#### [YOUR TASK]
Express the entries from the first line through the line holding "x-tick-label: 2025 <box>795 284 819 296</box>", inclusive, as a Markdown table with the columns Index and Text. Each line gets its own row with its number, and blank lines are skipped.

#### [EXTRACTED RECORDS]
++++++++++++++++++++

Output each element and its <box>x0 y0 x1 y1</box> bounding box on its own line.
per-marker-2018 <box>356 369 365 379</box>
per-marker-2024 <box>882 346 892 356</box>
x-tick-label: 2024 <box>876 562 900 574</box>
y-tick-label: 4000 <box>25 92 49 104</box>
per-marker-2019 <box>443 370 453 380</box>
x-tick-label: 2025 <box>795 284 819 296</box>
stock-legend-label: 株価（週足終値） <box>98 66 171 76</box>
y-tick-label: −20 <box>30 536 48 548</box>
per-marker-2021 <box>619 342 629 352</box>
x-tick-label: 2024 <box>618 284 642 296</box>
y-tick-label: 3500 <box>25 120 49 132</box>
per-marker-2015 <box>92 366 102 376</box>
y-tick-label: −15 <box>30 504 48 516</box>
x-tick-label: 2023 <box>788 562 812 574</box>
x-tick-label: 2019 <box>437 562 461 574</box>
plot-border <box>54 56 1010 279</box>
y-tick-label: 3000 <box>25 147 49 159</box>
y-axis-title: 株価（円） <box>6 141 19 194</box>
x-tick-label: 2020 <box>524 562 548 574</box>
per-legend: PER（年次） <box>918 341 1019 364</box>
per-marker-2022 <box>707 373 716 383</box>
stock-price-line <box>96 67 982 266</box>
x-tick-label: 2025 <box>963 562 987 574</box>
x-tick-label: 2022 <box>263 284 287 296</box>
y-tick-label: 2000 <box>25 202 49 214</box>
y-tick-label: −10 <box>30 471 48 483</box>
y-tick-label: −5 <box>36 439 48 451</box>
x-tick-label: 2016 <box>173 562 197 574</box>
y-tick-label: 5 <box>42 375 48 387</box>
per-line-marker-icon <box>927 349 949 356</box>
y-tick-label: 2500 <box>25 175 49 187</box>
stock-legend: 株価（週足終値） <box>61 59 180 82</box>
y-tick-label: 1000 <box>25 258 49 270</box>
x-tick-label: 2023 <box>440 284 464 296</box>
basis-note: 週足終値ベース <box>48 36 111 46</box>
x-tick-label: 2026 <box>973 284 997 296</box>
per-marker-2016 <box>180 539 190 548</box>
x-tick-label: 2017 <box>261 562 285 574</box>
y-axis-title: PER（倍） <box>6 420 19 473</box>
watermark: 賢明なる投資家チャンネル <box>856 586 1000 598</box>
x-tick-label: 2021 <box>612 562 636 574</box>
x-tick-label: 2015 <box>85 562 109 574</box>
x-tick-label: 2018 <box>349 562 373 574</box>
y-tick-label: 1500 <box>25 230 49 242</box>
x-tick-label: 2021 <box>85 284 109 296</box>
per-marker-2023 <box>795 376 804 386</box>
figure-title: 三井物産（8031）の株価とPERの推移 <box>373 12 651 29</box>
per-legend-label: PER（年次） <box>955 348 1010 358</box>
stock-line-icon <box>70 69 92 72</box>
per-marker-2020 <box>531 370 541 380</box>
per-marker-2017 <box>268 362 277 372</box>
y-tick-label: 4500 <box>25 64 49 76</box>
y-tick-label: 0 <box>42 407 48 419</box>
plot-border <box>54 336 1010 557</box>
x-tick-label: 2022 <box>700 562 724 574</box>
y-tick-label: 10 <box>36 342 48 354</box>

++++++++++++++++++++

#### [WRITTEN REPLY]
| Index | Text |
|---|---|
| 1 | Output each element and its <box>x0 y0 x1 y1</box> bounding box on its own line. |
| 2 | per-marker-2018 <box>356 369 365 379</box> |
| 3 | per-marker-2024 <box>882 346 892 356</box> |
| 4 | x-tick-label: 2024 <box>876 562 900 574</box> |
| 5 | y-tick-label: 4000 <box>25 92 49 104</box> |
| 6 | per-marker-2019 <box>443 370 453 380</box> |
| 7 | x-tick-label: 2025 <box>795 284 819 296</box> |